DISTINCT vs GROUP BY

For simple deduplication, DISTINCT and GROUP BY on the same columns produce identical results. The choice comes down to intent and whether you need aggregations:

SQL

-- These two queries return the same result:
SELECT DISTINCT department FROM employees ORDER BY department;

SELECT department FROM employees GROUP BY department ORDER BY department;

-- But GROUP BY is more powerful — it can aggregate:
SELECT department, COUNT(*) AS headcount, AVG(salary) AS avg_salary
FROM employees
GROUP BY department
ORDER BY headcount DESC;

-- DISTINCT cannot do this — DISTINCT alone cannot produce aggregates

Aspect	DISTINCT	GROUP BY
Removes duplicates	Yes	Yes
Can aggregate (SUM, COUNT, AVG)	No	Yes
Can filter groups (HAVING)	No	Yes
Syntax simplicity	Simpler	More explicit
Best for	Simple deduplication only	Grouping with aggregation

ℹ️

Performance: DISTINCT requires a sort or hash

To find unique values, the database must either sort all rows and remove adjacent duplicates, or build a hash table of seen values. Both operations can be expensive on large tables. If you need deduplication frequently on the same column, ensure that column is indexed. For tables with millions of rows, test whether DISTINCT or GROUP BY performs better in your specific database and query plan.

DISTINCT: Removing Duplicate Rows

DISTINCT drops duplicate rows from the result. The key subtlety: it looks at the whole row of selected columns, not just one — two rows are "duplicates" only if every selected column matches.

SELECT DISTINCT city FROM customers;          -- unique cities
SELECT DISTINCT city, country FROM customers;  -- unique city+country PAIRS

The second query can return two rows with the same city if their countries differ — because distinctness applies across both columns together, not per column.

Query	Counts
`COUNT(*)`	all rows
`COUNT(city)`	non-NULL cities
`COUNT(DISTINCT city)`	unique cities

DISTINCT vs GROUP BY: SELECT DISTINCT city and SELECT city ... GROUP BY city give the same rows — but use GROUP BY when you also need aggregates per group (a count, a sum), and DISTINCT for a plain unique list. Performance note: DISTINCT forces a sort or hash of the data, so it's not free — if duplicates come from a bad join, fix the join instead of masking it with DISTINCT.

🏋️ Practical Exercise

Return unique values with SELECT DISTINCT.
Count distinct values.
Use DISTINCT on multiple columns.
Compare row counts with and without DISTINCT.
Find unique combinations of two columns.

🔥 Challenge Exercise

From an orders table, list each unique country customers ordered from, then count how many distinct countries exist. Explain how DISTINCT works across multiple columns (unique combinations, not per column).

📋 Summary

SELECT DISTINCT column — returns only unique values; duplicate rows are removed from the result.
With multiple columns, DISTINCT operates on the combination of all columns — a row is a duplicate only if every value matches.
COUNT(DISTINCT column) — counts the number of unique values in a column. A common pattern for analytics.

# [Directive 1]
Could you reproduce the tutorial on SQL DISTINCT from "Use DISTINCT on" to "every value matches."?
# [Directive 2]
Carry on the tutorial on SQL DISTINCT from its last sentence.

# [Available data]

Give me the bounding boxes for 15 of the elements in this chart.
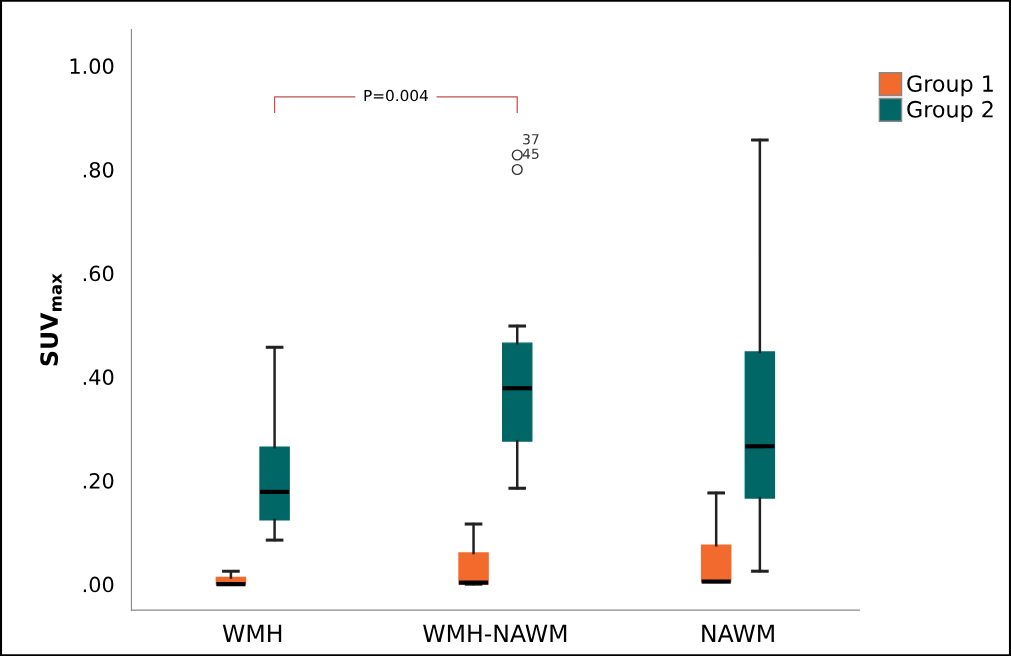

# [Task response 1]
Use DISTINCT on multiple columns.
Compare row counts with and without DISTINCT.
Find unique combinations of two columns.

🔥 Challenge Exercise

From an orders table, list each unique country customers ordered from, then count how many distinct countries exist. Explain how DISTINCT works across multiple columns (unique combinations, not per column).

📋 Summary

SELECT DISTINCT column — returns only unique values; duplicate rows are removed from the result.
With multiple columns, DISTINCT operates on the combination of all columns — a row is a duplicate only if every value matches.

# [Task response 2]
DISTINCT and GROUP BY produce the same result for simple deduplication, but GROUP BY is more flexible — it enables aggregation, HAVING filters, and complex grouping.
DISTINCT requires a sort or hash operation — it can be slow on large tables with many unique values. Use indexes and test performance.

Interview Questions

What does DISTINCT do?
How does DISTINCT behave with multiple columns?
What is the difference between DISTINCT and GROUP BY?
How do you count distinct values?
Does DISTINCT affect performance?

FAQ

Can I use DISTINCT with SELECT *? +

Yes — SELECT DISTINCT * removes rows where every single column value is identical. In practice, if a table has a primary key (which is unique by definition), SELECT DISTINCT * will never remove any rows because no two rows can be identical when a unique ID column exists. DISTINCT with * is only useful on tables without a unique key, or on result sets derived from joins that produce repeated rows.

How does DISTINCT handle NULL values? +

DISTINCT treats all NULLs as equal to each other. If a column has multiple NULL values, SELECT DISTINCT column returns exactly one NULL in the result. This is an exception to the normal rule that NULL is not equal to NULL in comparison expressions — for DISTINCT deduplication purposes, NULLs are considered duplicates of each other.

Can I use DISTINCT on only one column when selecting multiple? +

Standard SQL does not allow SELECT DISTINCT(col1), col2 to mean "distinct col1 only while also selecting col2". The DISTINCT keyword applies to the entire SELECT list. However, some databases (like MySQL) support GROUP_CONCAT(DISTINCT col) or window functions like ROW_NUMBER() OVER (PARTITION BY col ORDER BY ...) for more nuanced deduplication patterns. For "first row per group" queries, window functions (covered later in this course) are the proper tool.

When should I prefer DISTINCT over GROUP BY? +

Use DISTINCT when your only goal is deduplication and you do not need any aggregation. SELECT DISTINCT department FROM employees is more readable and communicates intent more clearly than SELECT department FROM employees GROUP BY department when you just want the list of unique departments. Use GROUP BY when you need counts, sums, averages, or other aggregate calculations alongside the grouped column.